Work to do
State how many lines of the entries hold the string "Warren". Reply with the number alone.
::::::::::
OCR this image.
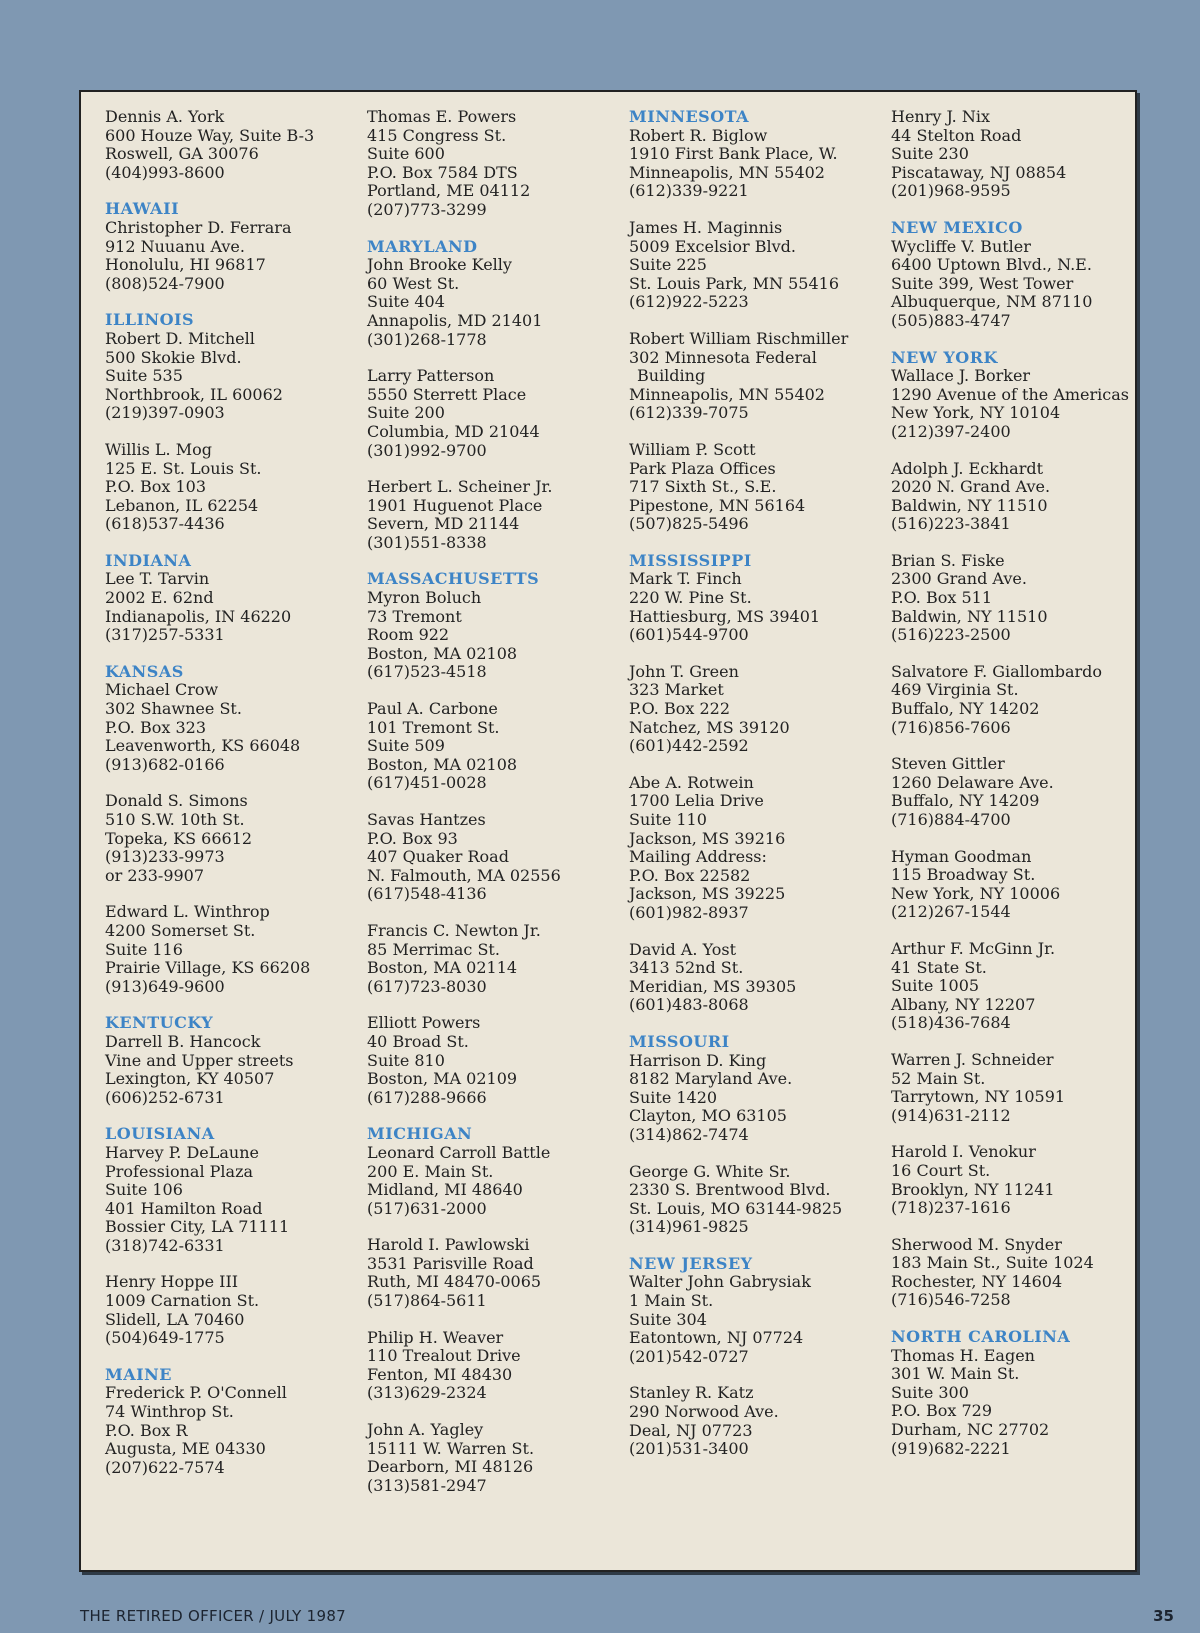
Dennis A. York
600 Houze Way, Suite B-3
Roswell, GA 30076
(404)993-8600
HAWAII
Christopher D. Ferrara
912 Nuuanu Ave.
Honolulu, HI 96817
(808)524-7900
ILLINOIS
Robert D. Mitchell
500 Skokie Blvd.
Suite 535
Northbrook, IL 60062
(219)397-0903
Willis L. Mog
125 E. St. Louis St.
P.O. Box 103
Lebanon, IL 62254
(618)537-4436
INDIANA
Lee T. Tarvin
2002 E. 62nd
Indianapolis, IN 46220
(317)257-5331
KANSAS
Michael Crow
302 Shawnee St.
P.O. Box 323
Leavenworth, KS 66048
(913)682-0166
Donald S. Simons
510 S.W. 10th St.
Topeka, KS 66612
(913)233-9973
or 233-9907
Edward L. Winthrop
4200 Somerset St.
Suite 116
Prairie Village, KS 66208
(913)649-9600
KENTUCKY
Darrell B. Hancock
Vine and Upper streets
Lexington, KY 40507
(606)252-6731
LOUISIANA
Harvey P. DeLaune
Professional Plaza
Suite 106
401 Hamilton Road
Bossier City, LA 71111
(318)742-6331
Henry Hoppe III
1009 Carnation St.
Slidell, LA 70460
(504)649-1775
MAINE
Frederick P. O'Connell
74 Winthrop St.
P.O. Box R
Augusta, ME 04330
(207)622-7574
Thomas E. Powers
415 Congress St.
Suite 600
P.O. Box 7584 DTS
Portland, ME 04112
(207)773-3299
MARYLAND
John Brooke Kelly
60 West St.
Suite 404
Annapolis, MD 21401
(301)268-1778
Larry Patterson
5550 Sterrett Place
Suite 200
Columbia, MD 21044
(301)992-9700
Herbert L. Scheiner Jr.
1901 Huguenot Place
Severn, MD 21144
(301)551-8338
MASSACHUSETTS
Myron Boluch
73 Tremont
Room 922
Boston, MA 02108
(617)523-4518
Paul A. Carbone
101 Tremont St.
Suite 509
Boston, MA 02108
(617)451-0028
Savas Hantzes
P.O. Box 93
407 Quaker Road
N. Falmouth, MA 02556
(617)548-4136
Francis C. Newton Jr.
85 Merrimac St.
Boston, MA 02114
(617)723-8030
Elliott Powers
40 Broad St.
Suite 810
Boston, MA 02109
(617)288-9666
MICHIGAN
Leonard Carroll Battle
200 E. Main St.
Midland, MI 48640
(517)631-2000
Harold I. Pawlowski
3531 Parisville Road
Ruth, MI 48470-0065
(517)864-5611
Philip H. Weaver
110 Trealout Drive
Fenton, MI 48430
(313)629-2324
John A. Yagley
15111 W. Warren St.
Dearborn, MI 48126
(313)581-2947
MINNESOTA
Robert R. Biglow
1910 First Bank Place, W.
Minneapolis, MN 55402
(612)339-9221
James H. Maginnis
5009 Excelsior Blvd.
Suite 225
St. Louis Park, MN 55416
(612)922-5223
Robert William Rischmiller
302 Minnesota Federal
Building
Minneapolis, MN 55402
(612)339-7075
William P. Scott
Park Plaza Offices
717 Sixth St., S.E.
Pipestone, MN 56164
(507)825-5496
MISSISSIPPI
Mark T. Finch
220 W. Pine St.
Hattiesburg, MS 39401
(601)544-9700
John T. Green
323 Market
P.O. Box 222
Natchez, MS 39120
(601)442-2592
Abe A. Rotwein
1700 Lelia Drive
Suite 110
Jackson, MS 39216
Mailing Address:
P.O. Box 22582
Jackson, MS 39225
(601)982-8937
David A. Yost
3413 52nd St.
Meridian, MS 39305
(601)483-8068
MISSOURI
Harrison D. King
8182 Maryland Ave.
Suite 1420
Clayton, MO 63105
(314)862-7474
George G. White Sr.
2330 S. Brentwood Blvd.
St. Louis, MO 63144-9825
(314)961-9825
NEW JERSEY
Walter John Gabrysiak
1 Main St.
Suite 304
Eatontown, NJ 07724
(201)542-0727
Stanley R. Katz
290 Norwood Ave.
Deal, NJ 07723
(201)531-3400
Henry J. Nix
44 Stelton Road
Suite 230
Piscataway, NJ 08854
(201)968-9595
NEW MEXICO
Wycliffe V. Butler
6400 Uptown Blvd., N.E.
Suite 399, West Tower
Albuquerque, NM 87110
(505)883-4747
NEW YORK
Wallace J. Borker
1290 Avenue of the Americas
New York, NY 10104
(212)397-2400
Adolph J. Eckhardt
2020 N. Grand Ave.
Baldwin, NY 11510
(516)223-3841
Brian S. Fiske
2300 Grand Ave.
P.O. Box 511
Baldwin, NY 11510
(516)223-2500
Salvatore F. Giallombardo
469 Virginia St.
Buffalo, NY 14202
(716)856-7606
Steven Gittler
1260 Delaware Ave.
Buffalo, NY 14209
(716)884-4700
Hyman Goodman
115 Broadway St.
New York, NY 10006
(212)267-1544
Arthur F. McGinn Jr.
41 State St.
Suite 1005
Albany, NY 12207
(518)436-7684
Warren J. Schneider
52 Main St.
Tarrytown, NY 10591
(914)631-2112
Harold I. Venokur
16 Court St.
Brooklyn, NY 11241
(718)237-1616
Sherwood M. Snyder
183 Main St., Suite 1024
Rochester, NY 14604
(716)546-7258
NORTH CAROLINA
Thomas H. Eagen
301 W. Main St.
Suite 300
P.O. Box 729
Durham, NC 27702
(919)682-2221
THE RETIRED OFFICER / JULY 1987	35
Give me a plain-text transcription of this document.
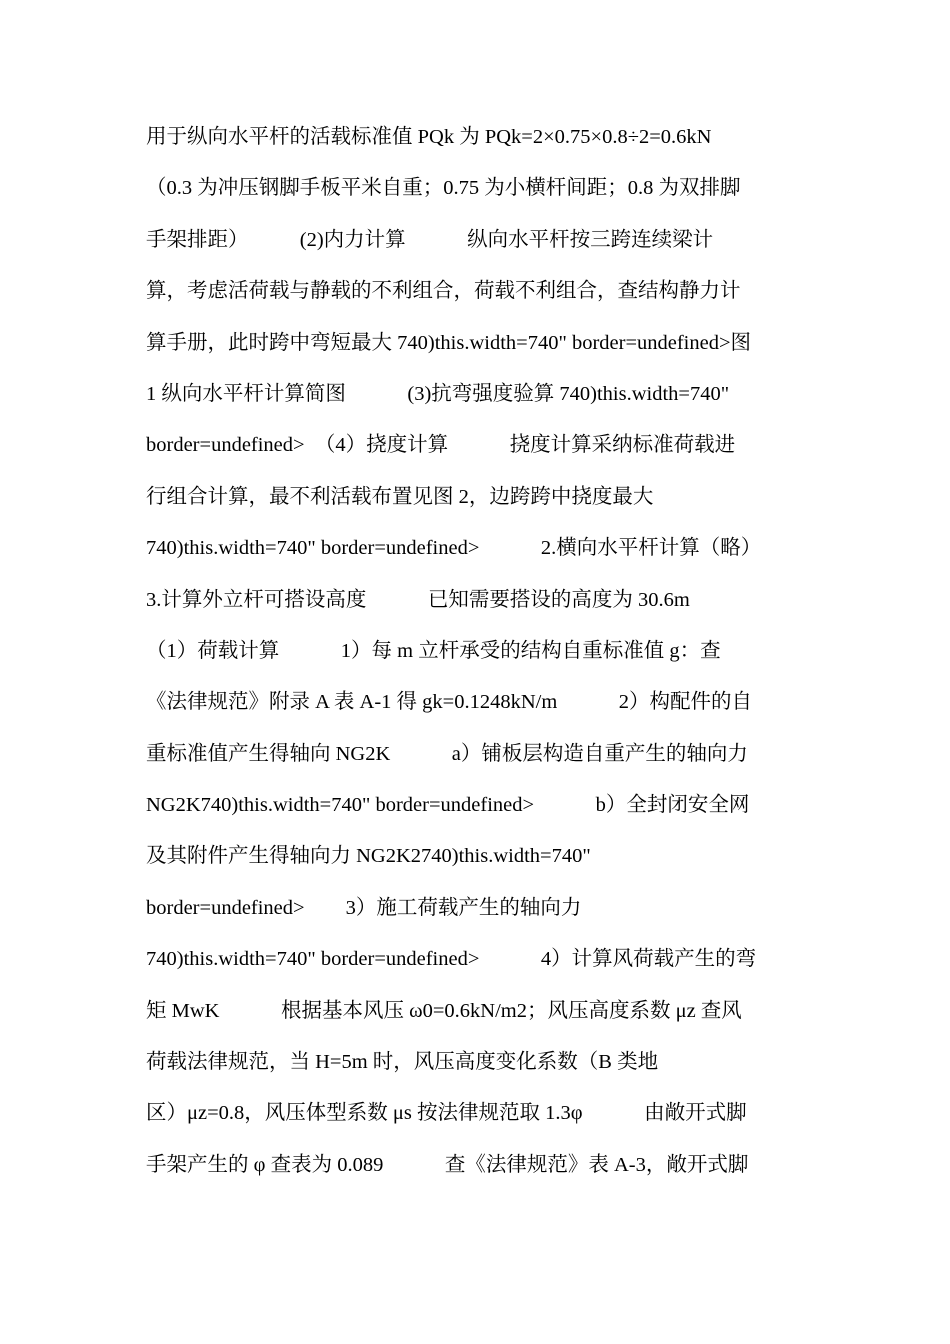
用于纵向水平杆的活载标准值 PQk 为 PQk=2×0.75×0.8÷2=0.6kN
（0.3 为冲压钢脚手板平米自重；0.75 为小横杆间距；0.8 为双排脚
手架排距）　　　(2)内力计算　　　纵向水平杆按三跨连续梁计
算，考虑活荷载与静载的不利组合，荷载不利组合，查结构静力计
算手册，此时跨中弯短最大 740)this.width=740" border=undefined>图
1 纵向水平杆计算简图　　　(3)抗弯强度验算 740)this.width=740"
border=undefined>　（4）挠度计算　　　挠度计算采纳标准荷载进
行组合计算，最不利活载布置见图 2，边跨跨中挠度最大
740)this.width=740" border=undefined>　　　2.横向水平杆计算（略）
3.计算外立杆可搭设高度　　　已知需要搭设的高度为 30.6m
（1）荷载计算　　　1）每 m 立杆承受的结构自重标准值 g：查
《法律规范》附录 A 表 A-1 得 gk=0.1248kN/m　　　2）构配件的自
重标准值产生得轴向 NG2K　　　a）铺板层构造自重产生的轴向力
NG2K740)this.width=740" border=undefined>　　　b）全封闭安全网
及其附件产生得轴向力 NG2K2740)this.width=740"
border=undefined>　　3）施工荷载产生的轴向力
740)this.width=740" border=undefined>　　　4）计算风荷载产生的弯
矩 MwK　　　根据基本风压 ω0=0.6kN/m2；风压高度系数 μz 查风
荷载法律规范，当 H=5m 时，风压高度变化系数（B 类地
区）μz=0.8，风压体型系数 μs 按法律规范取 1.3φ　　　由敞开式脚
手架产生的 φ 查表为 0.089　　　查《法律规范》表 A-3，敞开式脚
::::::::::
Final answer
2